Direction: Quote the lines of the data below verbatim, beginning at the line that contains "What does this" and ending at the last line, both included, and excluding pictures.

Records for this exercise:
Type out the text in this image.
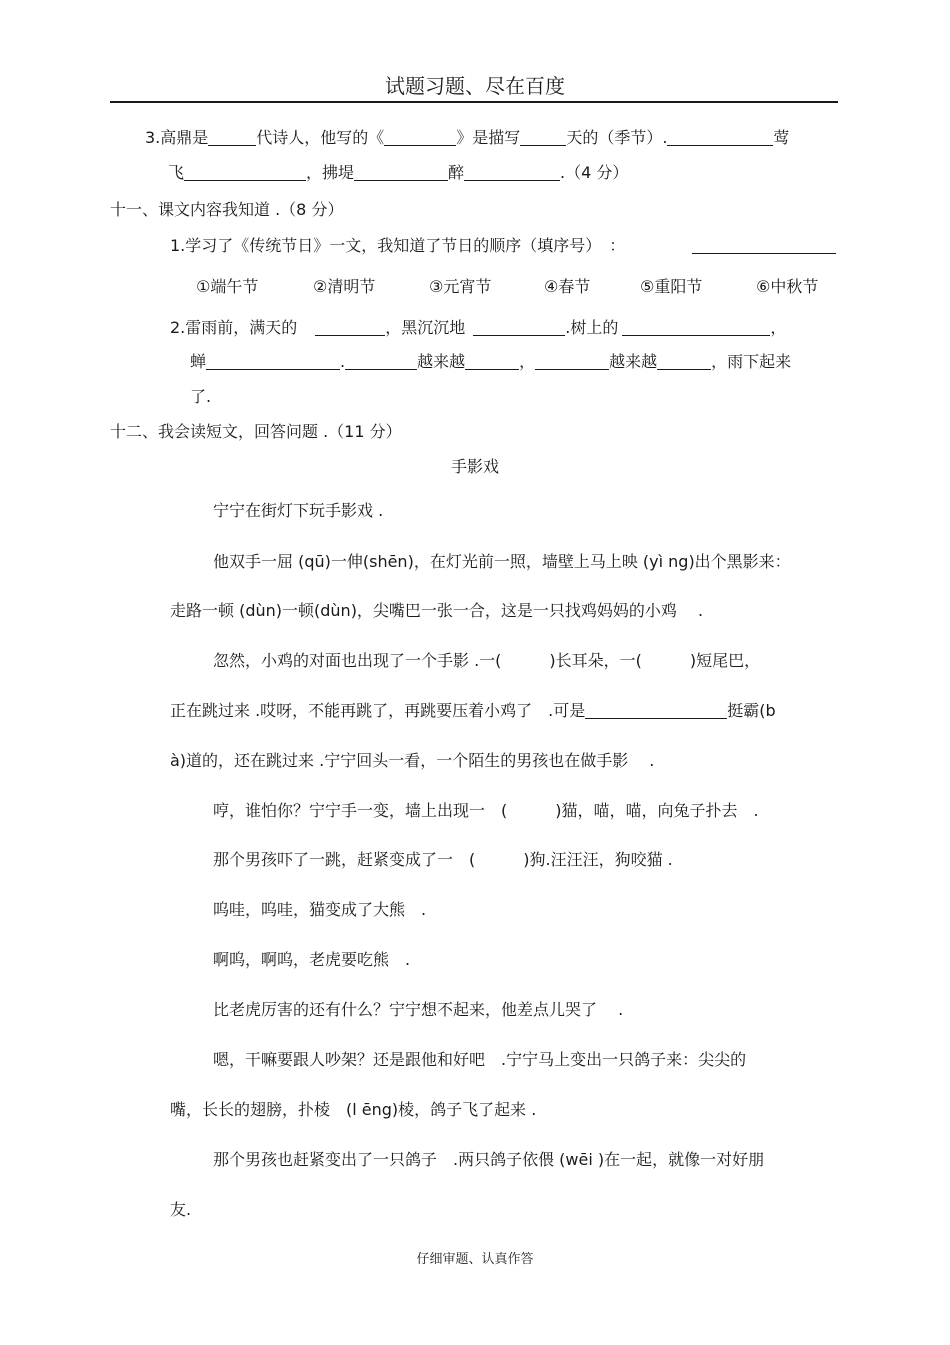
试题习题、尽在百度
3.高鼎是	代诗人，他写的《	》是描写	天的（季节）.	莺
飞	，拂堤	醉	.（4 分）
十一、课文内容我知道 .（8 分）
1.学习了《传统节日》一文，我知道了节日的顺序（填序号）　：
①端午节	②清明节	③元宵节	④春节	⑤重阳节	⑥中秋节
2.雷雨前，满天的	，黑沉沉地	.树上的	，
蝉	.	越来越	，	越来越	，雨下起来
了.
十二、我会读短文，回答问题 .（11 分）
手影戏
宁宁在街灯下玩手影戏 .
他双手一屈 (qū)一伸(shēn)，在灯光前一照，墙壁上马上映 (yì ng)出个黑影来：
走路一顿 (dùn)一顿(dùn)，尖嘴巴一张一合，这是一只找鸡妈妈的小鸡　 .
忽然，小鸡的对面也出现了一个手影 .一(　　　)长耳朵，一(　　　)短尾巴，
正在跳过来 .哎呀，不能再跳了，再跳要压着小鸡了　.可是	挺霸(b
à)道的，还在跳过来 .宁宁回头一看，一个陌生的男孩也在做手影　 .
哼，谁怕你？宁宁手一变，墙上出现一　(　　　)猫，喵，喵，向兔子扑去　.
那个男孩吓了一跳，赶紧变成了一　(　　　)狗.汪汪汪，狗咬猫 .
呜哇，呜哇，猫变成了大熊　.
啊呜，啊呜，老虎要吃熊　.
比老虎厉害的还有什么？宁宁想不起来，他差点儿哭了　 .
嗯，干嘛要跟人吵架？还是跟他和好吧　.宁宁马上变出一只鸽子来：尖尖的
嘴，长长的翅膀，扑棱　(l ēng)棱，鸽子飞了起来 .
那个男孩也赶紧变出了一只鸽子　.两只鸽子依偎 (wēi )在一起，就像一对好朋
友.
仔细审题、认真作答
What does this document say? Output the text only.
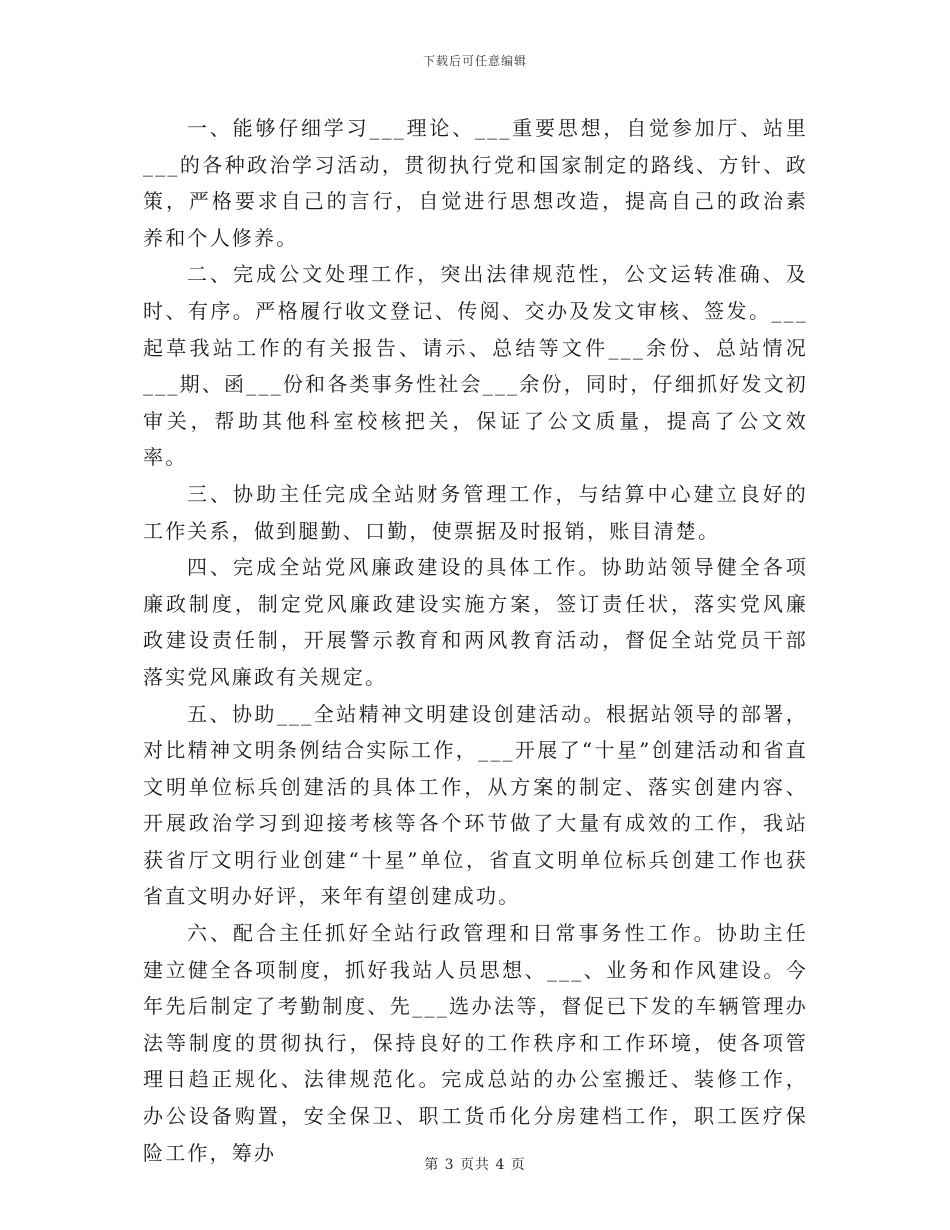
下载后可任意编辑

一、能够仔细学习___理论、___重要思想，自觉参加厅、站里___的各种政治学习活动，贯彻执行党和国家制定的路线、方针、政策，严格要求自己的言行，自觉进行思想改造，提高自己的政治素养和个人修养。

二、完成公文处理工作，突出法律规范性，公文运转准确、及时、有序。严格履行收文登记、传阅、交办及发文审核、签发。___起草我站工作的有关报告、请示、总结等文件___余份、总站情况___期、函___份和各类事务性社会___余份，同时，仔细抓好发文初审关，帮助其他科室校核把关，保证了公文质量，提高了公文效率。

三、协助主任完成全站财务管理工作，与结算中心建立良好的工作关系，做到腿勤、口勤，使票据及时报销，账目清楚。

四、完成全站党风廉政建设的具体工作。协助站领导健全各项廉政制度，制定党风廉政建设实施方案，签订责任状，落实党风廉政建设责任制，开展警示教育和两风教育活动，督促全站党员干部落实党风廉政有关规定。

五、协助___全站精神文明建设创建活动。根据站领导的部署，对比精神文明条例结合实际工作，___开展了“十星”创建活动和省直文明单位标兵创建活的具体工作，从方案的制定、落实创建内容、开展政治学习到迎接考核等各个环节做了大量有成效的工作，我站获省厅文明行业创建“十星”单位，省直文明单位标兵创建工作也获省直文明办好评，来年有望创建成功。

六、配合主任抓好全站行政管理和日常事务性工作。协助主任建立健全各项制度，抓好我站人员思想、___、业务和作风建设。今年先后制定了考勤制度、先___选办法等，督促已下发的车辆管理办法等制度的贯彻执行，保持良好的工作秩序和工作环境，使各项管理日趋正规化、法律规范化。完成总站的办公室搬迁、装修工作，办公设备购置，安全保卫、职工货币化分房建档工作，职工医疗保险工作，筹办

第 3 页共 4 页
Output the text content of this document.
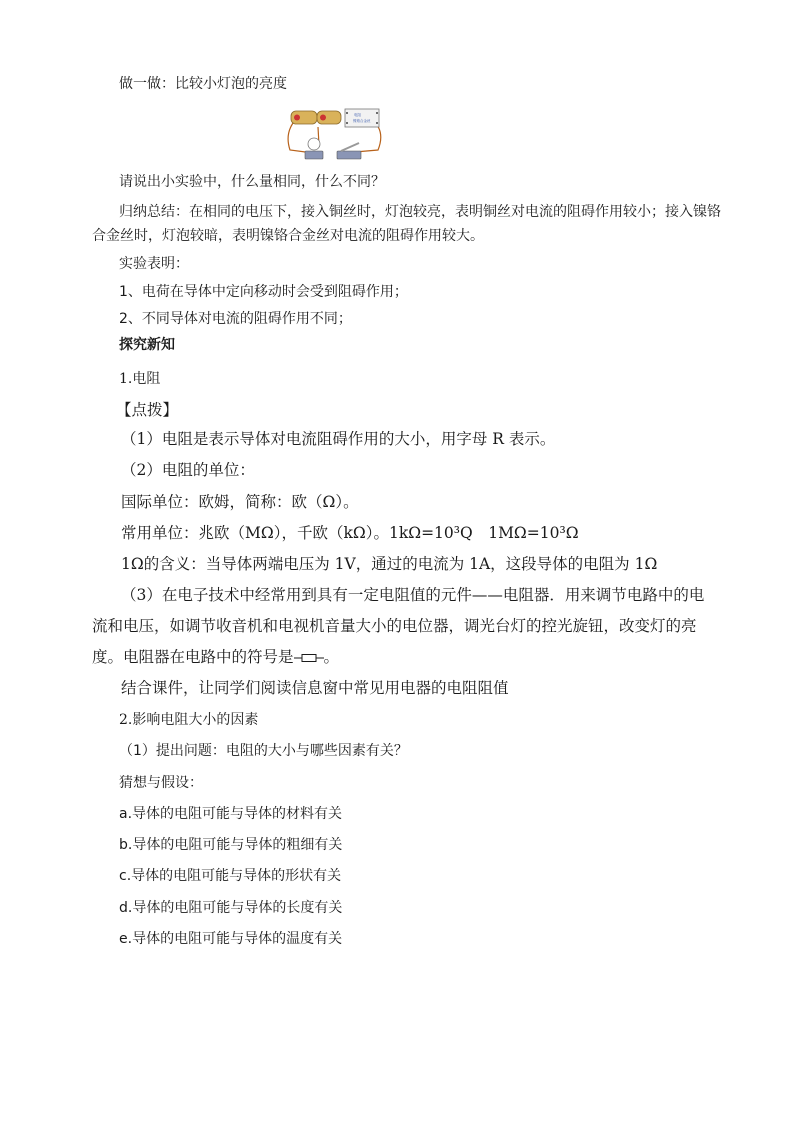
做一做：比较小灯泡的亮度

电阻
镍铬合金丝

请说出小实验中，什么量相同，什么不同？

归纳总结：在相同的电压下，接入铜丝时，灯泡较亮，表明铜丝对电流的阻碍作用较小；接入镍铬合金丝时，灯泡较暗，表明镍铬合金丝对电流的阻碍作用较大。

实验表明：

1、电荷在导体中定向移动时会受到阻碍作用；

2、不同导体对电流的阻碍作用不同；

探究新知

1.电阻

【点拨】

（1）电阻是表示导体对电流阻碍作用的大小，用字母 R 表示。

（2）电阻的单位：

国际单位：欧姆，简称：欧（Ω）。

常用单位：兆欧（MΩ），千欧（kΩ）。1kΩ=10³Q　1MΩ=10³Ω

1Ω的含义：当导体两端电压为 1V，通过的电流为 1A，这段导体的电阻为 1Ω

（3）在电子技术中经常用到具有一定电阻值的元件——电阻器．用来调节电路中的电流和电压，如调节收音机和电视机音量大小的电位器，调光台灯的控光旋钮，改变灯的亮度。电阻器在电路中的符号是 。

结合课件，让同学们阅读信息窗中常见用电器的电阻阻值

2.影响电阻大小的因素

（1）提出问题：电阻的大小与哪些因素有关？

猜想与假设：

a.导体的电阻可能与导体的材料有关

b.导体的电阻可能与导体的粗细有关

c.导体的电阻可能与导体的形状有关

d.导体的电阻可能与导体的长度有关

e.导体的电阻可能与导体的温度有关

Exercise result:
What does this document say? Output the text only.
下载后可任意编辑

一、能够仔细学习___理论、___重要思想，自觉参加厅、站里___的各种政治学习活动，贯彻执行党和国家制定的路线、方针、政策，严格要求自己的言行，自觉进行思想改造，提高自己的政治素养和个人修养。

二、完成公文处理工作，突出法律规范性，公文运转准确、及时、有序。严格履行收文登记、传阅、交办及发文审核、签发。___起草我站工作的有关报告、请示、总结等文件___余份、总站情况___期、函___份和各类事务性社会___余份，同时，仔细抓好发文初审关，帮助其他科室校核把关，保证了公文质量，提高了公文效率。

三、协助主任完成全站财务管理工作，与结算中心建立良好的工作关系，做到腿勤、口勤，使票据及时报销，账目清楚。

四、完成全站党风廉政建设的具体工作。协助站领导健全各项廉政制度，制定党风廉政建设实施方案，签订责任状，落实党风廉政建设责任制，开展警示教育和两风教育活动，督促全站党员干部落实党风廉政有关规定。

五、协助___全站精神文明建设创建活动。根据站领导的部署，对比精神文明条例结合实际工作，___开展了“十星”创建活动和省直文明单位标兵创建活的具体工作，从方案的制定、落实创建内容、开展政治学习到迎接考核等各个环节做了大量有成效的工作，我站获省厅文明行业创建“十星”单位，省直文明单位标兵创建工作也获省直文明办好评，来年有望创建成功。

六、配合主任抓好全站行政管理和日常事务性工作。协助主任建立健全各项制度，抓好我站人员思想、___、业务和作风建设。今年先后制定了考勤制度、先___选办法等，督促已下发的车辆管理办法等制度的贯彻执行，保持良好的工作秩序和工作环境，使各项管理日趋正规化、法律规范化。完成总站的办公室搬迁、装修工作，办公设备购置，安全保卫、职工货币化分房建档工作，职工医疗保险工作，筹办

第 3 页共 4 页
Output the text content of this document.
做一做：比较小灯泡的亮度

电阻
镍铬合金丝

请说出小实验中，什么量相同，什么不同？

归纳总结：在相同的电压下，接入铜丝时，灯泡较亮，表明铜丝对电流的阻碍作用较小；接入镍铬合金丝时，灯泡较暗，表明镍铬合金丝对电流的阻碍作用较大。

实验表明：

1、电荷在导体中定向移动时会受到阻碍作用；

2、不同导体对电流的阻碍作用不同；

探究新知

1.电阻

【点拨】

（1）电阻是表示导体对电流阻碍作用的大小，用字母 R 表示。

（2）电阻的单位：

国际单位：欧姆，简称：欧（Ω）。

常用单位：兆欧（MΩ），千欧（kΩ）。1kΩ=10³Q　1MΩ=10³Ω

1Ω的含义：当导体两端电压为 1V，通过的电流为 1A，这段导体的电阻为 1Ω

（3）在电子技术中经常用到具有一定电阻值的元件——电阻器．用来调节电路中的电流和电压，如调节收音机和电视机音量大小的电位器，调光台灯的控光旋钮，改变灯的亮度。电阻器在电路中的符号是 。

结合课件，让同学们阅读信息窗中常见用电器的电阻阻值

2.影响电阻大小的因素

（1）提出问题：电阻的大小与哪些因素有关？

猜想与假设：

a.导体的电阻可能与导体的材料有关

b.导体的电阻可能与导体的粗细有关

c.导体的电阻可能与导体的形状有关

d.导体的电阻可能与导体的长度有关

e.导体的电阻可能与导体的温度有关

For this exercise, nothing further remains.